===== RECORDS FOR THIS TASK

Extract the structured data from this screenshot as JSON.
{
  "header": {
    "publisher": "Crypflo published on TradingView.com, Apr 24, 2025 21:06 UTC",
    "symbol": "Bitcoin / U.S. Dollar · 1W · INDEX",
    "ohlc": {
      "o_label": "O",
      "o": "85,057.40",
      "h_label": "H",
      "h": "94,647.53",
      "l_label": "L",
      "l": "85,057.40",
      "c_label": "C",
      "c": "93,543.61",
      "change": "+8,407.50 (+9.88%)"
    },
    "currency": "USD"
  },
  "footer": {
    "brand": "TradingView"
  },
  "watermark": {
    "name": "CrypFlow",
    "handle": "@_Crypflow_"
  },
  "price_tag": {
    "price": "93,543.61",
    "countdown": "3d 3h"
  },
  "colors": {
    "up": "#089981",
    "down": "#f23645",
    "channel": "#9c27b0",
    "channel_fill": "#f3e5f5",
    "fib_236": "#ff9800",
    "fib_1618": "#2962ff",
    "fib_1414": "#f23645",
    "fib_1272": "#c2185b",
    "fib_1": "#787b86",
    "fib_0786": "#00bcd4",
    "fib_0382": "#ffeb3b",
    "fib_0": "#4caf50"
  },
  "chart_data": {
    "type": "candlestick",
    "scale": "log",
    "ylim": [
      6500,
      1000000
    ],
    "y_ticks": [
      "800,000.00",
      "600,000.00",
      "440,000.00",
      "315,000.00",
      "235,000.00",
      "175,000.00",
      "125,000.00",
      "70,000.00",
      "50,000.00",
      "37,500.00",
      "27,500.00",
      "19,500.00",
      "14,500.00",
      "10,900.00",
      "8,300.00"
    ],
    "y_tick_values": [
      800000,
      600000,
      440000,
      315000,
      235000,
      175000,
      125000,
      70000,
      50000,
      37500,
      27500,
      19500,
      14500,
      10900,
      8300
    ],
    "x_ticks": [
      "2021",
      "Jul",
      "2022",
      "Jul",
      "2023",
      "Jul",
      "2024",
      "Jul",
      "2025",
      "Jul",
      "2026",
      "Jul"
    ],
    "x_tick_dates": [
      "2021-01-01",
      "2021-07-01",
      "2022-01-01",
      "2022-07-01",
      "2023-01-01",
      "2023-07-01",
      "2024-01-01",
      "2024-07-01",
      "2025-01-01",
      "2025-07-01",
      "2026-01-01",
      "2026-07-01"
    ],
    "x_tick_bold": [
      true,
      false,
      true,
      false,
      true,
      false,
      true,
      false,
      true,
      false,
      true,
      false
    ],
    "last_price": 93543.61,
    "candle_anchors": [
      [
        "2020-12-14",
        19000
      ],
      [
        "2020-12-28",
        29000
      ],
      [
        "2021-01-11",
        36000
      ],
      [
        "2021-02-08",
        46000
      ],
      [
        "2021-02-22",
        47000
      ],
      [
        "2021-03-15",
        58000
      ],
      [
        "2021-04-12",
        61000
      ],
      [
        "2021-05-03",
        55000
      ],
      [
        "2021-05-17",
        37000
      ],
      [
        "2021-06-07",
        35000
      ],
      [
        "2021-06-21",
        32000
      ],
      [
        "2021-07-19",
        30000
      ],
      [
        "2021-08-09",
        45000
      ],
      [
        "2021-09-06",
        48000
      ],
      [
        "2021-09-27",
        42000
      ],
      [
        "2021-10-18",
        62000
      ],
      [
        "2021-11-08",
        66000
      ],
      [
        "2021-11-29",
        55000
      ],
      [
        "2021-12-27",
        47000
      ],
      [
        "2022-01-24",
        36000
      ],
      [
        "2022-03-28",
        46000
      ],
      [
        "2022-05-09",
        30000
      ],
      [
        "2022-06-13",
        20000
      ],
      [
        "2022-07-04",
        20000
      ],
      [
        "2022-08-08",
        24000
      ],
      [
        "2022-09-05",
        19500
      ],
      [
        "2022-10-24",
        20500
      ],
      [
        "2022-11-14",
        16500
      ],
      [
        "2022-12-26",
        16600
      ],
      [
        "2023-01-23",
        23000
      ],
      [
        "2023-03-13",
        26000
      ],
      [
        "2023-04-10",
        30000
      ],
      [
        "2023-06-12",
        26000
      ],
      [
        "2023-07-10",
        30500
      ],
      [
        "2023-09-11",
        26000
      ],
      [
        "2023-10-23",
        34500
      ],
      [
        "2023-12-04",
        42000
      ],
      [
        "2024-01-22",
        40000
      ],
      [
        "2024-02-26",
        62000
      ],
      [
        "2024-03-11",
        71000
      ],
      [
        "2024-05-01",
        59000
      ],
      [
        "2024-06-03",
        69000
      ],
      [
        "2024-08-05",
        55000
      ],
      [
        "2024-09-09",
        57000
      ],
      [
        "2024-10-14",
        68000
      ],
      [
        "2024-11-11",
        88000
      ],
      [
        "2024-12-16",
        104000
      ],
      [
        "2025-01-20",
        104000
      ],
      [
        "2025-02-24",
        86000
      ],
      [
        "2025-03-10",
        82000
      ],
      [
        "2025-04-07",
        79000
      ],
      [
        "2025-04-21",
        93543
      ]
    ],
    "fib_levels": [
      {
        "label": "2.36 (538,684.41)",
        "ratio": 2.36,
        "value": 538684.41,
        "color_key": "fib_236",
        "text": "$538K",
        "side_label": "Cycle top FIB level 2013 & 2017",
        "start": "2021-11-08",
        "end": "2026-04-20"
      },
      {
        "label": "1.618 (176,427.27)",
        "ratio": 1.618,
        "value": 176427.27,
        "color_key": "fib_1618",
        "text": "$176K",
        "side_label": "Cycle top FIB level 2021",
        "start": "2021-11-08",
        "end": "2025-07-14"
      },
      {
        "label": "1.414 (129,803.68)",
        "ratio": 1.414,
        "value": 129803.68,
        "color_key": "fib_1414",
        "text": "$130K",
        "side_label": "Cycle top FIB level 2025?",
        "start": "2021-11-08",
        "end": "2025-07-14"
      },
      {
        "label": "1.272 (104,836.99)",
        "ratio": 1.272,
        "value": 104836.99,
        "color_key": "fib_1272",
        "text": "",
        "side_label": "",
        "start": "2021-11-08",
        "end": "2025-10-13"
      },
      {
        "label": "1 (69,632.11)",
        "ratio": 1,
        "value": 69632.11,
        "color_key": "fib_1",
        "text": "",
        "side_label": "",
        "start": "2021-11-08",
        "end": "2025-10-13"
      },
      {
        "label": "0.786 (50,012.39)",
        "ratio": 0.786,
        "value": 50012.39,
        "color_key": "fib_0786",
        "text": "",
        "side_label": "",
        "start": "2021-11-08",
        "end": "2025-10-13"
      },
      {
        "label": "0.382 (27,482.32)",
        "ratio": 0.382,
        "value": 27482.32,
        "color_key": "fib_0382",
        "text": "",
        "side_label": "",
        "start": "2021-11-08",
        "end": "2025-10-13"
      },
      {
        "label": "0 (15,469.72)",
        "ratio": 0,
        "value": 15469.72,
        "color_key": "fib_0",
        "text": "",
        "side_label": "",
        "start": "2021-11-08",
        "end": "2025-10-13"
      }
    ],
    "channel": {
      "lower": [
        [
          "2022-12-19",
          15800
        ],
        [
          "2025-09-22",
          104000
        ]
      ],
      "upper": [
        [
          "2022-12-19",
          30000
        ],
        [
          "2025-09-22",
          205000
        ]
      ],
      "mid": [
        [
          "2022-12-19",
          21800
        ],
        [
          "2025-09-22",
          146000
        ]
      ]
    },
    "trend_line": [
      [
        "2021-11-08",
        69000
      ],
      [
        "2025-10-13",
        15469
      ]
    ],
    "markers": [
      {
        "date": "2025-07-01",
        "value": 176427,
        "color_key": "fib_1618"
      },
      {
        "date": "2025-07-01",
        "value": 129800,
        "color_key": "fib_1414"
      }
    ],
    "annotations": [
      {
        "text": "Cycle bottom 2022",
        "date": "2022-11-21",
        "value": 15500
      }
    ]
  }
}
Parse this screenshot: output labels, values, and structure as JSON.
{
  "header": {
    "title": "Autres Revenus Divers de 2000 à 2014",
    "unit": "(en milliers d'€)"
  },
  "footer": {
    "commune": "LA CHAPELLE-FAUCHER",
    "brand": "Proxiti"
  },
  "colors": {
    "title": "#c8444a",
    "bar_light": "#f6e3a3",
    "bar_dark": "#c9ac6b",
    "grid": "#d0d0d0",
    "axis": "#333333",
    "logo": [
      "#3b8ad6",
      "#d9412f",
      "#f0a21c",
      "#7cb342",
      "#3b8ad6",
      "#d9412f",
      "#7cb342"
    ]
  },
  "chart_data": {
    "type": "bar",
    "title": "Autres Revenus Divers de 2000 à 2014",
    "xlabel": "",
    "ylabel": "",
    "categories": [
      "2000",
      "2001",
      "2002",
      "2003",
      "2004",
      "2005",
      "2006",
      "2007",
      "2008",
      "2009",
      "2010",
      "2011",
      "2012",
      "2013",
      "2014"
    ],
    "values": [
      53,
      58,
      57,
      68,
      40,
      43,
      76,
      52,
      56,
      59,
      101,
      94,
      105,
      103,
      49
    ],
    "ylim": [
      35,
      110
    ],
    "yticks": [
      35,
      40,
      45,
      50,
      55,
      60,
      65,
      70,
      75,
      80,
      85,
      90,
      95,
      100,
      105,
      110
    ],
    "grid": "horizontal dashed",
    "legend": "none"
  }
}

==========

* **EXERCISE GOAL**:
Extract, from the material above, each line holding the word "Cycle".

* **COMPLETE RESPONSE**:
        "side_label": "Cycle top FIB level 2013 & 2017",
        "side_label": "Cycle top FIB level 2021",
        "side_label": "Cycle top FIB level 2025?",
        "text": "Cycle bottom 2022",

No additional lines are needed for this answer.